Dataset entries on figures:
-- Start --

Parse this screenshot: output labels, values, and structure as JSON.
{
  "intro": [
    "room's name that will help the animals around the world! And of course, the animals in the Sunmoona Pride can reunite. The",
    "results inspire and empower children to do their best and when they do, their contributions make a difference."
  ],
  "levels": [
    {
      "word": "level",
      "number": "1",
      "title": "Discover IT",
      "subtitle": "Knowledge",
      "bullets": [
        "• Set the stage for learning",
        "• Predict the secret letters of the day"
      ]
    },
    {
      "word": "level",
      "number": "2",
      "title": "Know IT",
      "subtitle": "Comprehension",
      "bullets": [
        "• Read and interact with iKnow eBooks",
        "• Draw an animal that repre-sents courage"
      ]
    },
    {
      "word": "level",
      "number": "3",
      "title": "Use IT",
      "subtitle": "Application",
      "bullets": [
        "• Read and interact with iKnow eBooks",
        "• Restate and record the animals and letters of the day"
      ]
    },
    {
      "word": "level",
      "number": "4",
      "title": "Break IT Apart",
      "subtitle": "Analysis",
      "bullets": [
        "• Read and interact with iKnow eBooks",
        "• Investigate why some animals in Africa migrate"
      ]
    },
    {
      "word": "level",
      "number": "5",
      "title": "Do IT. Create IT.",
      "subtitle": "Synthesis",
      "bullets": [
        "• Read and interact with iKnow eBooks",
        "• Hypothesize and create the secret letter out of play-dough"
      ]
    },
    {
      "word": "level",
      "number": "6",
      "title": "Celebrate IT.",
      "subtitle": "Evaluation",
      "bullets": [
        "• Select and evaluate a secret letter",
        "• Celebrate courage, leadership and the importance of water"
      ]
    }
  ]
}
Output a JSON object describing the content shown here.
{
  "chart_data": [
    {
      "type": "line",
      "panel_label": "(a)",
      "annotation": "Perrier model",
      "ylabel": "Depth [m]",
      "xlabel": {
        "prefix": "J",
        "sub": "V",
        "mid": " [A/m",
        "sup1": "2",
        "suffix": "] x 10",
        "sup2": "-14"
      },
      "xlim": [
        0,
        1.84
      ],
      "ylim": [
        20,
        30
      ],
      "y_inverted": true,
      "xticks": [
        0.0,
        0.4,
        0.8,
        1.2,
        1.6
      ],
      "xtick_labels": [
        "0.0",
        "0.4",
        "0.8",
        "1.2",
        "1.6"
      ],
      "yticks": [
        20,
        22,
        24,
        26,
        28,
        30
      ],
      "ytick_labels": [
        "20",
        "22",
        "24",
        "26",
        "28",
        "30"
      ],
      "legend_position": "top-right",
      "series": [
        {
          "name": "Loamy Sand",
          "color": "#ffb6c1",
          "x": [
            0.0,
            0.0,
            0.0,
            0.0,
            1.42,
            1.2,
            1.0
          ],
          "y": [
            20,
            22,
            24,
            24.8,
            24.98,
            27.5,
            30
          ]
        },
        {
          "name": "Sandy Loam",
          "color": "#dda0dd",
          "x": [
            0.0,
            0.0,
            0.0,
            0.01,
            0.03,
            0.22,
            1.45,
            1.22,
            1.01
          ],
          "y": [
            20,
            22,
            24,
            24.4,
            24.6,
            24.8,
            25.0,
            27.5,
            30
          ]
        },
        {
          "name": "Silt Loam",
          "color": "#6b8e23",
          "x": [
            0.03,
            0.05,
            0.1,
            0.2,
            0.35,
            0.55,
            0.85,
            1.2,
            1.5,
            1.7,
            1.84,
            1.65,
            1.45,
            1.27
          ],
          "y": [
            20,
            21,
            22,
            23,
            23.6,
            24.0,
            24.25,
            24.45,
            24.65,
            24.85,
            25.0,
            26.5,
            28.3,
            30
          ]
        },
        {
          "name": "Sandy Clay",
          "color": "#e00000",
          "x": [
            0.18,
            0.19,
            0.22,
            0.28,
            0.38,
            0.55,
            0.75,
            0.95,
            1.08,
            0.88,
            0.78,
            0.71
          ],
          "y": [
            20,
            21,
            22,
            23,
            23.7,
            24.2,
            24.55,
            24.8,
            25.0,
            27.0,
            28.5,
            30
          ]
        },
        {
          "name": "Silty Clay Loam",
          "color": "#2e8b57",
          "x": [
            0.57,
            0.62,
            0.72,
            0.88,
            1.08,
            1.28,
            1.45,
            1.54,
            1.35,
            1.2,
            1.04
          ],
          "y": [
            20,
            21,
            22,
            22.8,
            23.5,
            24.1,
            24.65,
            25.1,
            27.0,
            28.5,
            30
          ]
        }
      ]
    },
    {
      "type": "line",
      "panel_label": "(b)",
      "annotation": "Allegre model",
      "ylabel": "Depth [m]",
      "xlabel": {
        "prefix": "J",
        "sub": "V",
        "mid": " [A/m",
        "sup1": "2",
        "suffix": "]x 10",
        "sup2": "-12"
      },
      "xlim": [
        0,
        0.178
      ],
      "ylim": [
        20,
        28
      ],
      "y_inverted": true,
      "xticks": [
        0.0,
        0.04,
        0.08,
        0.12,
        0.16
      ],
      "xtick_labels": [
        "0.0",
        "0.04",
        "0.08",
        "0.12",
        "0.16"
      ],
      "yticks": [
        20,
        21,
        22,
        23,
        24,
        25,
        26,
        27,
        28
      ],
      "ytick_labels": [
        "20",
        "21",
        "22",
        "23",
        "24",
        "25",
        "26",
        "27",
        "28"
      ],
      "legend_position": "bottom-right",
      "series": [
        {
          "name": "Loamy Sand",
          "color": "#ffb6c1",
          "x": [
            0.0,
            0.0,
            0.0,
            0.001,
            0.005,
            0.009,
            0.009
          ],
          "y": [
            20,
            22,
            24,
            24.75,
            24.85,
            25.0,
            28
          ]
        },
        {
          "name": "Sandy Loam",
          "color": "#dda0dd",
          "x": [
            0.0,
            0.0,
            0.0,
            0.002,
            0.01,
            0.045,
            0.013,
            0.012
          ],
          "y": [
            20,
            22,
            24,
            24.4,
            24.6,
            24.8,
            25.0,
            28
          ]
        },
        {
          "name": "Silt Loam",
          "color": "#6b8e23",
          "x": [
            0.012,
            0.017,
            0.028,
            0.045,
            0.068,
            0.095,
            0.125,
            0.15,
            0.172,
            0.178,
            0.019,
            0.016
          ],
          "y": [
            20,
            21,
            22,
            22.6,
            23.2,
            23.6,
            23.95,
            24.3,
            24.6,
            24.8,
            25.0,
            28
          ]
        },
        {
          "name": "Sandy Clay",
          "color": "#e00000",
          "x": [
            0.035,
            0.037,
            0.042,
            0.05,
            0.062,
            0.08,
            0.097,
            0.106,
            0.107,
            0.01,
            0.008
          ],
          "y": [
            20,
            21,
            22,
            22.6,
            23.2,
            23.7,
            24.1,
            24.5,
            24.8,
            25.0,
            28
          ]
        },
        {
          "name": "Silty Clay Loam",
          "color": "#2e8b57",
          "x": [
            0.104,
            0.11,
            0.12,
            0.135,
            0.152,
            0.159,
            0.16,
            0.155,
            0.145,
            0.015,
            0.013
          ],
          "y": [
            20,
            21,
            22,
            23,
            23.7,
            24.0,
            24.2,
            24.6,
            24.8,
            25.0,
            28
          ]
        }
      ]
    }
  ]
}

-- End --

▶ **STATED TASK**
How many lines in these records hold the string "subtitle"? Reply with the number alone.

▶ **RESPONSE BELOW**
6